- [Provided records]:

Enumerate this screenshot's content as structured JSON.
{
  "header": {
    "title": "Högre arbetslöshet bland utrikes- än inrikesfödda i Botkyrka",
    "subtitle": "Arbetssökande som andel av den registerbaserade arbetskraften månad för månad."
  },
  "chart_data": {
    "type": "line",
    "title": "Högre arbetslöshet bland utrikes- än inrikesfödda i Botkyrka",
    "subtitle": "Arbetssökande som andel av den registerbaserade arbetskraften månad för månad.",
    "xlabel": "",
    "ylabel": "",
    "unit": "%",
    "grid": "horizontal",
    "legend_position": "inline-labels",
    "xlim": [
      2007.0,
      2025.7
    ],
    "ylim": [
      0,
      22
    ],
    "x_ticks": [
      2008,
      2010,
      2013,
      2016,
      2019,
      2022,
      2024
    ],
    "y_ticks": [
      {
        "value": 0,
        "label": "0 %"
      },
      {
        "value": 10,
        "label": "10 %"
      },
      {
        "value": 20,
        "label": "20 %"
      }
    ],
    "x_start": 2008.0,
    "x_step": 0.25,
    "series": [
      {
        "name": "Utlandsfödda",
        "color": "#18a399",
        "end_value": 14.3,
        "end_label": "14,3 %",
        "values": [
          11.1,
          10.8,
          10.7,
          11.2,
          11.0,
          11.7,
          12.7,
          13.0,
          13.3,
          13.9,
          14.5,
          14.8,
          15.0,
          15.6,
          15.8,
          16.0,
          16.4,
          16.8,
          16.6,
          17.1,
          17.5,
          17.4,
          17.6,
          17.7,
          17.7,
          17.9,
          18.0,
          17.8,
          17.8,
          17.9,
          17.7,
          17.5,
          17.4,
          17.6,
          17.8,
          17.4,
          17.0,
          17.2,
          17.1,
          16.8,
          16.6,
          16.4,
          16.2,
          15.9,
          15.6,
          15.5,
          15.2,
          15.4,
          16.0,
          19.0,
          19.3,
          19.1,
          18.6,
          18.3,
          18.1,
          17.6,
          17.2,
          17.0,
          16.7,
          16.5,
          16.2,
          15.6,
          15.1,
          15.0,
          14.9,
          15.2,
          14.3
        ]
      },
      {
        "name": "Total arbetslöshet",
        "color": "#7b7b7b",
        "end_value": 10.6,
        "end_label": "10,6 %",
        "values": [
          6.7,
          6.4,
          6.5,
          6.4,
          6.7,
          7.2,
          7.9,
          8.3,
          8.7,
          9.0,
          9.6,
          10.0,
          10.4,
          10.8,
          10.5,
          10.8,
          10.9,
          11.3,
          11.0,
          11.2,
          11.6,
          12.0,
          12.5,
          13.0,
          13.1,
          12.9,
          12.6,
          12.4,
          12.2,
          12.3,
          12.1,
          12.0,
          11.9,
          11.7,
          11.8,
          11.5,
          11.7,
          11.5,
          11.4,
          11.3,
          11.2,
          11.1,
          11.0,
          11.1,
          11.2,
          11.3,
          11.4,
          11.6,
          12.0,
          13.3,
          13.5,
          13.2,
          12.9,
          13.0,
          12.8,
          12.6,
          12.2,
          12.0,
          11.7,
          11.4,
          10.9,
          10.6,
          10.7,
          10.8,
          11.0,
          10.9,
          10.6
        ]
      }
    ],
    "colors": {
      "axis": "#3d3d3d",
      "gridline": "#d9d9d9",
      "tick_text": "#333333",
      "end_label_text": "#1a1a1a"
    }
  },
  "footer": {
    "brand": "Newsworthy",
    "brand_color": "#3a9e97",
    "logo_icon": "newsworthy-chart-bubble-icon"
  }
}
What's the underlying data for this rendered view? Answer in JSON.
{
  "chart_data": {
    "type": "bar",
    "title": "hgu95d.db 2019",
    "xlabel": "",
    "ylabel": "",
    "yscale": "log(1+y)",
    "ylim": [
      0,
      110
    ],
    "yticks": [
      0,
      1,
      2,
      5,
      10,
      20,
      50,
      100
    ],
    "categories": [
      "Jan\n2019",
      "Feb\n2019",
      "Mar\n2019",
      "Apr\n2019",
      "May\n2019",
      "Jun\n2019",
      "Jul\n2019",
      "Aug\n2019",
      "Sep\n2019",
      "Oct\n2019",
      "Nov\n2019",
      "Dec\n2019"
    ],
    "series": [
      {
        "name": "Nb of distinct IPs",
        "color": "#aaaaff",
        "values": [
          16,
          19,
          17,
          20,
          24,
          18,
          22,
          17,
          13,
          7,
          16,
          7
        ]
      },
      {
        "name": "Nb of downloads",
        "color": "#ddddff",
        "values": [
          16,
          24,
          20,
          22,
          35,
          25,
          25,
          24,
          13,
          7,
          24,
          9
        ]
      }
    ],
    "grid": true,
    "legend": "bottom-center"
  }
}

- [What the task asks]: Reproduce the lines word for word, starting at the one holding "What's the underlying" and ending at the final line of the material above.

- [Solution to the problem]:
What's the underlying data for this rendered view? Answer in JSON.
{
  "chart_data": {
    "type": "bar",
    "title": "hgu95d.db 2019",
    "xlabel": "",
    "ylabel": "",
    "yscale": "log(1+y)",
    "ylim": [
      0,
      110
    ],
    "yticks": [
      0,
      1,
      2,
      5,
      10,
      20,
      50,
      100
    ],
    "categories": [
      "Jan\n2019",
      "Feb\n2019",
      "Mar\n2019",
      "Apr\n2019",
      "May\n2019",
      "Jun\n2019",
      "Jul\n2019",
      "Aug\n2019",
      "Sep\n2019",
      "Oct\n2019",
      "Nov\n2019",
      "Dec\n2019"
    ],
    "series": [
      {
        "name": "Nb of distinct IPs",
        "color": "#aaaaff",
        "values": [
          16,
          19,
          17,
          20,
          24,
          18,
          22,
          17,
          13,
          7,
          16,
          7
        ]
      },
      {
        "name": "Nb of downloads",
        "color": "#ddddff",
        "values": [
          16,
          24,
          20,
          22,
          35,
          25,
          25,
          24,
          13,
          7,
          24,
          9
        ]
      }
    ],
    "grid": true,
    "legend": "bottom-center"
  }
}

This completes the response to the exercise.